## Selected text
______________________________

SpaceX Has an Option to Buy Cursor for $60 Billion — Here's What That Actually Means

SpaceX is best known for rockets, Starlink, and Elon Musk's Mars ambitions. Now add AI coding tools to the list. The New York Times reported that SpaceX secured an option to acquire Cursor — the red-hot AI coding assistant — for $60 billion, or alternatively pay $10 billion for a strategic partnership. This is either the most unexpected deal in tech this year, or a signal that AI coding tools are now considered critical infrastructure worth controlling at any price.
What's Actually Happening
Cursor, built by Anysphere, has become one of the fastest-growing developer tools in history — reportedly reaching hundreds of millions in ARR in record time. The product embeds deeply into how engineers write code, making it strategically valuable to any company that wants to own the software development pipeline.
SpaceX's option gives it the right to acquire Cursor outright at a $60B valuation, or settle for a $10B partnership arrangement. It's not a confirmed acquisition — it's an option. But options at this scale don't get granted without serious strategic intent behind them.
Why It Matters
The AI coding tool market has become one of the most contested spaces in tech. GitHub Copilot, Amazon Q, Google's Gemini Code Assist, and a dozen startups are all competing for developer mindshare. Cursor differentiated by being genuinely better — faster, more context-aware, and more integrated into real workflows. That quality advantage is exactly what makes it worth $60B to a company like SpaceX.

______________________________

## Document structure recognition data
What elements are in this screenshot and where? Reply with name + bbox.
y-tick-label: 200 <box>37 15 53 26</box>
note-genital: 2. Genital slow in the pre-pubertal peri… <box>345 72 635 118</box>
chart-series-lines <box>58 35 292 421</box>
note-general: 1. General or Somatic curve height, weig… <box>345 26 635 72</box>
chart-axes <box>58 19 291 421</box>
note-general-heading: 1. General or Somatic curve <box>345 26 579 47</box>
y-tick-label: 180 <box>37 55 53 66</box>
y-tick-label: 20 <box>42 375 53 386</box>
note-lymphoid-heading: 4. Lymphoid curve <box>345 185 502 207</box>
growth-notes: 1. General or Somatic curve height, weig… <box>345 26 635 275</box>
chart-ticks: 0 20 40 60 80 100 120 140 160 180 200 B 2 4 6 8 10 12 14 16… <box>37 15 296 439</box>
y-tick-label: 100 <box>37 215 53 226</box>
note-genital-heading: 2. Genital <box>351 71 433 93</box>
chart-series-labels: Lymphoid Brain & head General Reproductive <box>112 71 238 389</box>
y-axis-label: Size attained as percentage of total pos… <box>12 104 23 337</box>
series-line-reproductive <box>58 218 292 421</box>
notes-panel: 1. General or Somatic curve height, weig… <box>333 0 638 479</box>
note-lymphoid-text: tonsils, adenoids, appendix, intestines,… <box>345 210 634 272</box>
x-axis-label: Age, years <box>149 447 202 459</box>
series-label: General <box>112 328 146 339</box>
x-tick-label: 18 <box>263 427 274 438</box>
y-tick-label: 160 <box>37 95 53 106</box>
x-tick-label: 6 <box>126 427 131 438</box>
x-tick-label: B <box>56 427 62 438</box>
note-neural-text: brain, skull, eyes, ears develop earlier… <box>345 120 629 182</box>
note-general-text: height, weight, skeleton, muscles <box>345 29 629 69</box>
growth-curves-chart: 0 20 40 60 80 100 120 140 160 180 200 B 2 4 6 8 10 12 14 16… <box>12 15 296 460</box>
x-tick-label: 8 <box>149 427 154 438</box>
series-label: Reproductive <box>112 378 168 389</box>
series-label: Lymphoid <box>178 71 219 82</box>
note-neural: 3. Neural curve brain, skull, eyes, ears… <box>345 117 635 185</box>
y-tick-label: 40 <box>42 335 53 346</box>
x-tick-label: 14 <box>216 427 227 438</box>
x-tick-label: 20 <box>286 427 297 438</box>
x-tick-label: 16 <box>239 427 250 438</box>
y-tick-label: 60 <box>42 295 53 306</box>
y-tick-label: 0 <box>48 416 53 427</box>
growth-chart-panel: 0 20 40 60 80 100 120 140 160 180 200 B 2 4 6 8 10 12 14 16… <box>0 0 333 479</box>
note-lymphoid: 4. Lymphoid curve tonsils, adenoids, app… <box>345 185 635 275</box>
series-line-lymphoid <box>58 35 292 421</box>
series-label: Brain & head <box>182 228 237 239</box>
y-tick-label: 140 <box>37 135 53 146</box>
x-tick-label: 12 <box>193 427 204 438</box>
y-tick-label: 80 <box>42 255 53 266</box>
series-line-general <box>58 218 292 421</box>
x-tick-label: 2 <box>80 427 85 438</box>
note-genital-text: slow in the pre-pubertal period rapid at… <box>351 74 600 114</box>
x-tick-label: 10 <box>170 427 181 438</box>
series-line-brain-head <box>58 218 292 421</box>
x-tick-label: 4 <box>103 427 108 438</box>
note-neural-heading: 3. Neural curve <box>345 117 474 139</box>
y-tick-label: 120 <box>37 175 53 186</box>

______________________________

## Questions
a) Echo the stretch of the article on SpaceX's Cursor option from "What's Actually Happening" through "software development pipeline.".
b) According to the article on SpaceX's Cursor option, which company built Cursor?
c) Pick up the article on SpaceX's Cursor option after its last sentence and carry it forward.
The entries come from a source other than the article.

## Exercise results
a)
What's Actually Happening
Cursor, built by Anysphere, has become one of the fastest-growing developer tools in history — reportedly reaching hundreds of millions in ARR in record time. The product embeds deeply into how engineers write code, making it strategically valuable to any company that wants to own the software development pipeline.

b) Anysphere

c)
There's also a strategic angle that goes beyond coding: Cursor's AI infrastructure could serve SpaceX's internal engineering teams across Starship, Starlink, and whatever comes next. Owning your own AI coding layer is increasingly how technology-forward companies are thinking about moat-building. For more on how AI is reshaping engineering workflows, see our piece on Google's new TPU hardware designed for the AI-development era.
My Take
$60 billion for a coding tool is an eye-watering number — but it's not irrational. Developer tooling is one of the highest-leverage positions in the software stack. Whoever controls how engineers write code has enormous influence over what gets built and how fast. Microsoft understood this when it acquired GitHub for $7.5B in 2018; that looks cheap in hindsight.
The wild card is Elon Musk's involvement. SpaceX acquiring Cursor means Musk would control another AI-adjacent tool alongside xAI and Grok. Whether that's good for Cursor's independence and product quality is a legitimate concern. The best coding tools succeed because developers trust them — and that trust can erode fast if the tool's trajectory looks politically or commercially motivated.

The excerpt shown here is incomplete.